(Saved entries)
——————————

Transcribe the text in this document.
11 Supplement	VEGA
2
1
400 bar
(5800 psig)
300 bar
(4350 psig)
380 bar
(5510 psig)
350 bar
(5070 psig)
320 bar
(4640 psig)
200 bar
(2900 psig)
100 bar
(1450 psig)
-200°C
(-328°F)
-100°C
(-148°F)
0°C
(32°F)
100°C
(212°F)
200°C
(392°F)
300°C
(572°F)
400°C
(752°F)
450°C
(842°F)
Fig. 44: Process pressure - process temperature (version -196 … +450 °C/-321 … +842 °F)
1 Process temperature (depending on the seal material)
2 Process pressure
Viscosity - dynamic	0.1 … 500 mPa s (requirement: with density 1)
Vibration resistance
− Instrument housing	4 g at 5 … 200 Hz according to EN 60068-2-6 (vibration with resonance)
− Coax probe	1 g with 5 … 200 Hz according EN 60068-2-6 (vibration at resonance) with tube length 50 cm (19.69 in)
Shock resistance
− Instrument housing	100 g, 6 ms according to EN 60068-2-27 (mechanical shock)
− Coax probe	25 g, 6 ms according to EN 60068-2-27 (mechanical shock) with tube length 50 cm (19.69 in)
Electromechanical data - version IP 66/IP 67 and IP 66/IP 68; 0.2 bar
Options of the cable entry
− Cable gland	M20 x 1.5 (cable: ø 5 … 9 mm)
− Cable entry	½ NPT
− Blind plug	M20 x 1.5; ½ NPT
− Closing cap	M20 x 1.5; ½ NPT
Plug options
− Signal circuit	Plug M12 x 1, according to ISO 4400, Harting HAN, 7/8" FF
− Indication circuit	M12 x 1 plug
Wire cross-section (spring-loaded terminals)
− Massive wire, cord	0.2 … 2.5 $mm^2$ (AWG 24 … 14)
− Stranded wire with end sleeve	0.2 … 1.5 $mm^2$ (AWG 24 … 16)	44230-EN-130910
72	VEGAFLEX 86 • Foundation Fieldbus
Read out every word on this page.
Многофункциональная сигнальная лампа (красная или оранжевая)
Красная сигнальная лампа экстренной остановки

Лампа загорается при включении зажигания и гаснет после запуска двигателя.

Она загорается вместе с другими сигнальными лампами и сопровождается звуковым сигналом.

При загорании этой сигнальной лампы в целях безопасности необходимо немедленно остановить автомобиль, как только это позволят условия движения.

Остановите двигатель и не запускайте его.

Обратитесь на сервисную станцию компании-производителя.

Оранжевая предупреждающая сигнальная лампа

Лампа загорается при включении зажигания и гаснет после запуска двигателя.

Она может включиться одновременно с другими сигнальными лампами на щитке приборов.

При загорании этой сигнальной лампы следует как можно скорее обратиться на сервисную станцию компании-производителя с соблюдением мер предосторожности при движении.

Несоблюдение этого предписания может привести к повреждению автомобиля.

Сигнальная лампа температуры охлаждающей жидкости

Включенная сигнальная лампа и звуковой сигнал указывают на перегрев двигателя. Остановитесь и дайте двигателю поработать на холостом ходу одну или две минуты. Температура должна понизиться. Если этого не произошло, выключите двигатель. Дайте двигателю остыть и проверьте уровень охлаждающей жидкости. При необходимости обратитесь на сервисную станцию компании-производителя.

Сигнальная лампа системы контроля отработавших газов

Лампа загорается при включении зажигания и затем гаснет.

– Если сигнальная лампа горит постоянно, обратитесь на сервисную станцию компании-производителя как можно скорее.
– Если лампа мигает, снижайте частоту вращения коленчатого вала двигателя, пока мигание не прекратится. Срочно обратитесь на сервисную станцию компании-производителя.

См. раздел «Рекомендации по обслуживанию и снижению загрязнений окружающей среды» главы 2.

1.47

——————————

◆ STATED TASK ◆
Give the entries again in full, exactly as they are written.

◆ ANSWER BELOW ◆
Transcribe the text in this document.
11 Supplement	VEGA
2
1
400 bar
(5800 psig)
300 bar
(4350 psig)
380 bar
(5510 psig)
350 bar
(5070 psig)
320 bar
(4640 psig)
200 bar
(2900 psig)
100 bar
(1450 psig)
-200°C
(-328°F)
-100°C
(-148°F)
0°C
(32°F)
100°C
(212°F)
200°C
(392°F)
300°C
(572°F)
400°C
(752°F)
450°C
(842°F)
Fig. 44: Process pressure - process temperature (version -196 … +450 °C/-321 … +842 °F)
1 Process temperature (depending on the seal material)
2 Process pressure
Viscosity - dynamic	0.1 … 500 mPa s (requirement: with density 1)
Vibration resistance
− Instrument housing	4 g at 5 … 200 Hz according to EN 60068-2-6 (vibration with resonance)
− Coax probe	1 g with 5 … 200 Hz according EN 60068-2-6 (vibration at resonance) with tube length 50 cm (19.69 in)
Shock resistance
− Instrument housing	100 g, 6 ms according to EN 60068-2-27 (mechanical shock)
− Coax probe	25 g, 6 ms according to EN 60068-2-27 (mechanical shock) with tube length 50 cm (19.69 in)
Electromechanical data - version IP 66/IP 67 and IP 66/IP 68; 0.2 bar
Options of the cable entry
− Cable gland	M20 x 1.5 (cable: ø 5 … 9 mm)
− Cable entry	½ NPT
− Blind plug	M20 x 1.5; ½ NPT
− Closing cap	M20 x 1.5; ½ NPT
Plug options
− Signal circuit	Plug M12 x 1, according to ISO 4400, Harting HAN, 7/8" FF
− Indication circuit	M12 x 1 plug
Wire cross-section (spring-loaded terminals)
− Massive wire, cord	0.2 … 2.5 $mm^2$ (AWG 24 … 14)
− Stranded wire with end sleeve	0.2 … 1.5 $mm^2$ (AWG 24 … 16)	44230-EN-130910
72	VEGAFLEX 86 • Foundation Fieldbus
Read out every word on this page.
Многофункциональная сигнальная лампа (красная или оранжевая)
Красная сигнальная лампа экстренной остановки

Лампа загорается при включении зажигания и гаснет после запуска двигателя.

Она загорается вместе с другими сигнальными лампами и сопровождается звуковым сигналом.

При загорании этой сигнальной лампы в целях безопасности необходимо немедленно остановить автомобиль, как только это позволят условия движения.

Остановите двигатель и не запускайте его.

Обратитесь на сервисную станцию компании-производителя.

Оранжевая предупреждающая сигнальная лампа

Лампа загорается при включении зажигания и гаснет после запуска двигателя.

Она может включиться одновременно с другими сигнальными лампами на щитке приборов.

При загорании этой сигнальной лампы следует как можно скорее обратиться на сервисную станцию компании-производителя с соблюдением мер предосторожности при движении.

Несоблюдение этого предписания может привести к повреждению автомобиля.

Сигнальная лампа температуры охлаждающей жидкости

Включенная сигнальная лампа и звуковой сигнал указывают на перегрев двигателя. Остановитесь и дайте двигателю поработать на холостом ходу одну или две минуты. Температура должна понизиться. Если этого не произошло, выключите двигатель. Дайте двигателю остыть и проверьте уровень охлаждающей жидкости. При необходимости обратитесь на сервисную станцию компании-производителя.

Сигнальная лампа системы контроля отработавших газов

Лампа загорается при включении зажигания и затем гаснет.

– Если сигнальная лампа горит постоянно, обратитесь на сервисную станцию компании-производителя как можно скорее.
– Если лампа мигает, снижайте частоту вращения коленчатого вала двигателя, пока мигание не прекратится. Срочно обратитесь на сервисную станцию компании-производителя.

См. раздел «Рекомендации по обслуживанию и снижению загрязнений окружающей среды» главы 2.

1.47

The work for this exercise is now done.